Source records
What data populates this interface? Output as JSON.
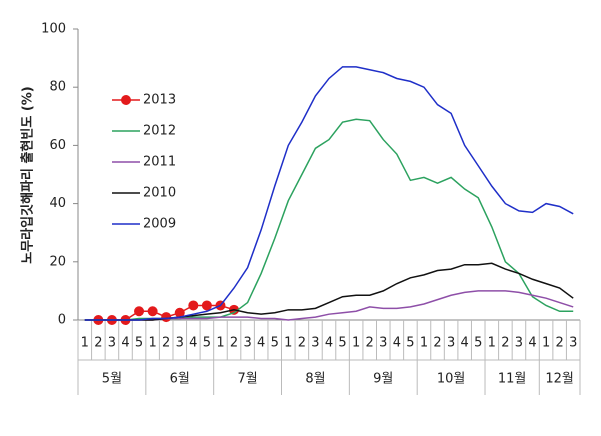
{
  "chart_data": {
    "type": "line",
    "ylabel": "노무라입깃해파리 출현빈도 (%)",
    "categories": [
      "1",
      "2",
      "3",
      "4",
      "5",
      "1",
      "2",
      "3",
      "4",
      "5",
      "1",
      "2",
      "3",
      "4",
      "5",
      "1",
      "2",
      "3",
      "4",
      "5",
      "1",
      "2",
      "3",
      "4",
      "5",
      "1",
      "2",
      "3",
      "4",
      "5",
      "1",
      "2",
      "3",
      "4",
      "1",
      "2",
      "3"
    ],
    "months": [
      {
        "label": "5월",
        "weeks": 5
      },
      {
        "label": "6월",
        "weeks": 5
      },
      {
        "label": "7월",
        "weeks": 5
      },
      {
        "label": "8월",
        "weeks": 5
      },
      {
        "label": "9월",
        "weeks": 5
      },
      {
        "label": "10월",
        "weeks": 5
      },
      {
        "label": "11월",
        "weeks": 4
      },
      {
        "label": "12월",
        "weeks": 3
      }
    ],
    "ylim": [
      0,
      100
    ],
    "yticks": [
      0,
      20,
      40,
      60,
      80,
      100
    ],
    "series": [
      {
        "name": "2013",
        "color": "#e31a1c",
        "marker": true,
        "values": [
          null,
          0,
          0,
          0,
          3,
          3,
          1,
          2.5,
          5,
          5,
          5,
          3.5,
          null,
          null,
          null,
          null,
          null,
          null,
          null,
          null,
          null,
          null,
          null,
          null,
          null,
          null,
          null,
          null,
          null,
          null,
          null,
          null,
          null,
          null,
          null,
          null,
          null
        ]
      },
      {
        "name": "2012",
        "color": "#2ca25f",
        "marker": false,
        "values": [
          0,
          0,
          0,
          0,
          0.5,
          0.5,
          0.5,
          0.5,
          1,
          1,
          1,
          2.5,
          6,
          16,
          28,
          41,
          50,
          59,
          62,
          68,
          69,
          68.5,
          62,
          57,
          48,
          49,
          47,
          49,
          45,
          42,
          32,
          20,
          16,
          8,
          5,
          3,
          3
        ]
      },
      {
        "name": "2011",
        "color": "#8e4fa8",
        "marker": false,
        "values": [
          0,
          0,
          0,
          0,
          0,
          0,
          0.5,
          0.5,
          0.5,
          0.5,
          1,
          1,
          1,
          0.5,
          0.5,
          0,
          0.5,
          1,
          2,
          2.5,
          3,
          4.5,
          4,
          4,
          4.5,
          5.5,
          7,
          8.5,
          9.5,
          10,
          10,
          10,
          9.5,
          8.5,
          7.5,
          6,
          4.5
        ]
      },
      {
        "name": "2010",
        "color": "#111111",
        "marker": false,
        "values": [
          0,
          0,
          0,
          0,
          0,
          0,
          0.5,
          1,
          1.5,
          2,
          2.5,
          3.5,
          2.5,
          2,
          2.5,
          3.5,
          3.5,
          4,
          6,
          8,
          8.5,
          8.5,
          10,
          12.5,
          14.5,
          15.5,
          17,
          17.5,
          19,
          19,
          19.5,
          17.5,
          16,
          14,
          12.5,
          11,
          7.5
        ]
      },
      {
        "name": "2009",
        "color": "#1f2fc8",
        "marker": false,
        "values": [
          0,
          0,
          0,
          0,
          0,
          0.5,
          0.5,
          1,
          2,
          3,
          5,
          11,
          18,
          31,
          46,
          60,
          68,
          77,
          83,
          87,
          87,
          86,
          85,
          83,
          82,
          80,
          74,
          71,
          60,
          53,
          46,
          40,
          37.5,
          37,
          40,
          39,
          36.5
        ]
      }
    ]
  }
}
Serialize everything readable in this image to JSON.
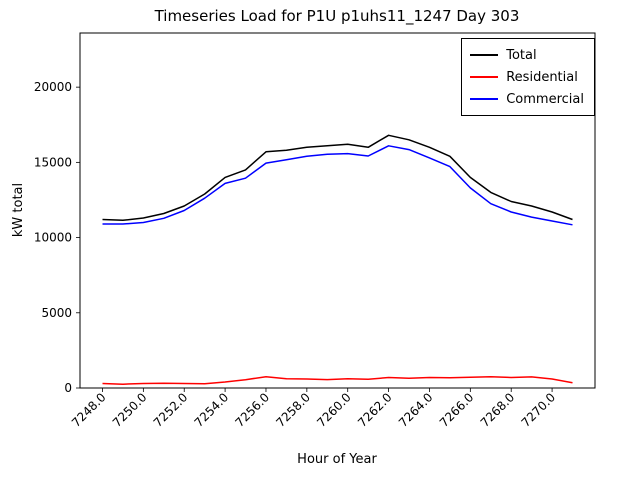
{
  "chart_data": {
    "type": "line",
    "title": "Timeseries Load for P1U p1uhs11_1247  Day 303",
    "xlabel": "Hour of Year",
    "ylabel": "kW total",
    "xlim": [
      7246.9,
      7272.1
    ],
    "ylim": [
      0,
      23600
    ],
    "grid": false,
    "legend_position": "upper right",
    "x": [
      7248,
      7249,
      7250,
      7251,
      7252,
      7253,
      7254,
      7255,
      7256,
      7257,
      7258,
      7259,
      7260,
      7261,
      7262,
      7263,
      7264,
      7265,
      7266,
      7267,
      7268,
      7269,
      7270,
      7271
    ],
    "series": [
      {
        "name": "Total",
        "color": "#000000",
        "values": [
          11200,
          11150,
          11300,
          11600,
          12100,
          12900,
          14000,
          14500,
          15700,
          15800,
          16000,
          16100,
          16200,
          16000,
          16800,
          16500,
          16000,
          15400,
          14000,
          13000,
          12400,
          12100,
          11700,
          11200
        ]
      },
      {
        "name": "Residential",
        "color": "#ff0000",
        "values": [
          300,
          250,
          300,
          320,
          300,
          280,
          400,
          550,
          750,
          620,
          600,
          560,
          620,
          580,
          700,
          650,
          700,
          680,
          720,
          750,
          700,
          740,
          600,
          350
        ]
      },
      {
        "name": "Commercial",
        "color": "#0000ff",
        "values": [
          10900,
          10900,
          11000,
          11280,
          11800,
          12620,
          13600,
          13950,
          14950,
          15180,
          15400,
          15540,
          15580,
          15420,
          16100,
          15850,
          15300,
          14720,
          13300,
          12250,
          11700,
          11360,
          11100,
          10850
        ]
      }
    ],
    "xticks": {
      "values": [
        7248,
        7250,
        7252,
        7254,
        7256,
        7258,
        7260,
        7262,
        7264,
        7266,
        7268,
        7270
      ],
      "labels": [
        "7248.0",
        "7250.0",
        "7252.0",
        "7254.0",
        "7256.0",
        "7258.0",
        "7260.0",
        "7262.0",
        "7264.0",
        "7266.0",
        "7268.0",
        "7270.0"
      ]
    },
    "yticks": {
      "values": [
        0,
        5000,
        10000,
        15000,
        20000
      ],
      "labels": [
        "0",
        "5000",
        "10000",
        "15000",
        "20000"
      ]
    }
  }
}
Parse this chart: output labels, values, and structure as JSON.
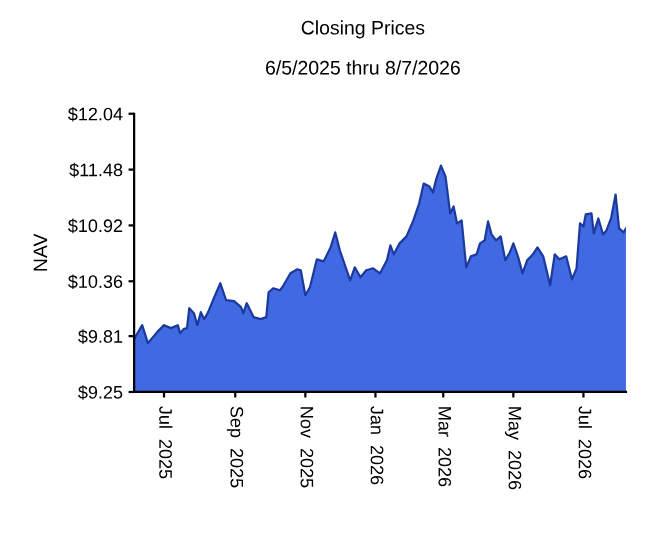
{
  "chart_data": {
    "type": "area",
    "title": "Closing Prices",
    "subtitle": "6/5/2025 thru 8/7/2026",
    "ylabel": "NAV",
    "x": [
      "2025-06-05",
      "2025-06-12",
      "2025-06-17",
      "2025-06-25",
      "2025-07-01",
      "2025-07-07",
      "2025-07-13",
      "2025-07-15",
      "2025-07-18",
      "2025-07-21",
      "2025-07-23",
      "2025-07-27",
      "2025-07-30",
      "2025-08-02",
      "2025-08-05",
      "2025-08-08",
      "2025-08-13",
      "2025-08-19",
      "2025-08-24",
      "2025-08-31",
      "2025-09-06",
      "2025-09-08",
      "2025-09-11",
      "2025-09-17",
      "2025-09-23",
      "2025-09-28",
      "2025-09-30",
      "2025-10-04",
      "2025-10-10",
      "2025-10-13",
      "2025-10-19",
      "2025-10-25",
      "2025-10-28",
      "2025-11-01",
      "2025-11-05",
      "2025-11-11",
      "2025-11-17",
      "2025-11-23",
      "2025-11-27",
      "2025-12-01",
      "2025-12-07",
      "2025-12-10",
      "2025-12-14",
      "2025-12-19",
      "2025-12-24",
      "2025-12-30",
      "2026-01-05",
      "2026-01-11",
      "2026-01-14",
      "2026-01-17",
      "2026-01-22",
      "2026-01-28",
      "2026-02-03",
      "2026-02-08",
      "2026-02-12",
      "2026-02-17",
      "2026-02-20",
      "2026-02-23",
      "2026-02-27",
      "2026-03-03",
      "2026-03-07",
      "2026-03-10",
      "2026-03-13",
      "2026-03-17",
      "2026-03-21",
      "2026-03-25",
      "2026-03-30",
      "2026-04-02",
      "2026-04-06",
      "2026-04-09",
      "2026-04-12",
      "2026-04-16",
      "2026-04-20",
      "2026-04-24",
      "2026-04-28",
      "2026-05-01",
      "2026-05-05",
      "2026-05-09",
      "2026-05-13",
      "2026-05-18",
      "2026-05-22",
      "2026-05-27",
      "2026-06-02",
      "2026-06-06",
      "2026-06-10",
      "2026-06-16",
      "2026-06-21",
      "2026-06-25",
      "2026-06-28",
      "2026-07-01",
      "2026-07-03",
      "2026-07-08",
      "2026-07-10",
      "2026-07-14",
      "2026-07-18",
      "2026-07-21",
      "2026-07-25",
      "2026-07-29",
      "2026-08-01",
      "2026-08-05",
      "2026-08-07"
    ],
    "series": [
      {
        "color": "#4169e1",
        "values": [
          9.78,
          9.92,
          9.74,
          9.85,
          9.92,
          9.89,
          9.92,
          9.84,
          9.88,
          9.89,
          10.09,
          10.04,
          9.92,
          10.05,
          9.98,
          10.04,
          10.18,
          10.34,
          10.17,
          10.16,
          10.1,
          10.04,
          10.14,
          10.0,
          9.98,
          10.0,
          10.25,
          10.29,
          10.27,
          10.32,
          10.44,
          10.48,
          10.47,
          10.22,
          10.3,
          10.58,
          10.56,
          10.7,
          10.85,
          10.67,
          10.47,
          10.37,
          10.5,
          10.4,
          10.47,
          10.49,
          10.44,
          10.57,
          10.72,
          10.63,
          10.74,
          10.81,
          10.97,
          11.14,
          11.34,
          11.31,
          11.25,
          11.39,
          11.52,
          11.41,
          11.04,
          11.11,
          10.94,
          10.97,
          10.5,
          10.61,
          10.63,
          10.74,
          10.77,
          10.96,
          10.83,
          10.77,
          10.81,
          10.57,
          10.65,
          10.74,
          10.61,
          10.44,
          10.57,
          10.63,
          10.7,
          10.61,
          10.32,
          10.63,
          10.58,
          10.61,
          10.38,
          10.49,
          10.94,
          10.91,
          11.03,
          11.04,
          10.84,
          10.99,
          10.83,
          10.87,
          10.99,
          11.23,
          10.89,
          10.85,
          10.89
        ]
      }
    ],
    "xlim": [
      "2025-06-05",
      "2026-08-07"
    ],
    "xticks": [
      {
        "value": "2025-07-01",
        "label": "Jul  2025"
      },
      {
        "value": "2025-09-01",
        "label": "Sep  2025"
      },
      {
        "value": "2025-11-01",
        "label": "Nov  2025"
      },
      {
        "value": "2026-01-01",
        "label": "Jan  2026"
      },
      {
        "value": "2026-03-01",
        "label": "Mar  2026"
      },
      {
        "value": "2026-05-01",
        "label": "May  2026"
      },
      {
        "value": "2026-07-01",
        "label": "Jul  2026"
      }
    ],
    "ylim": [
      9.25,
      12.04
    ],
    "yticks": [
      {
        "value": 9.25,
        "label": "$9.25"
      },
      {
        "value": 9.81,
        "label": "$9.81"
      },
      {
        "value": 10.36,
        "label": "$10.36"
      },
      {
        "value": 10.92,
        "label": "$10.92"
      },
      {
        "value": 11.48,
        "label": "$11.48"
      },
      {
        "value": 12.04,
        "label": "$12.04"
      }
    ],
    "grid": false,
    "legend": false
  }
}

-- Directions for this task --
Count how many lines hold the string "name" and give that number alone.

-- Worked answer --
8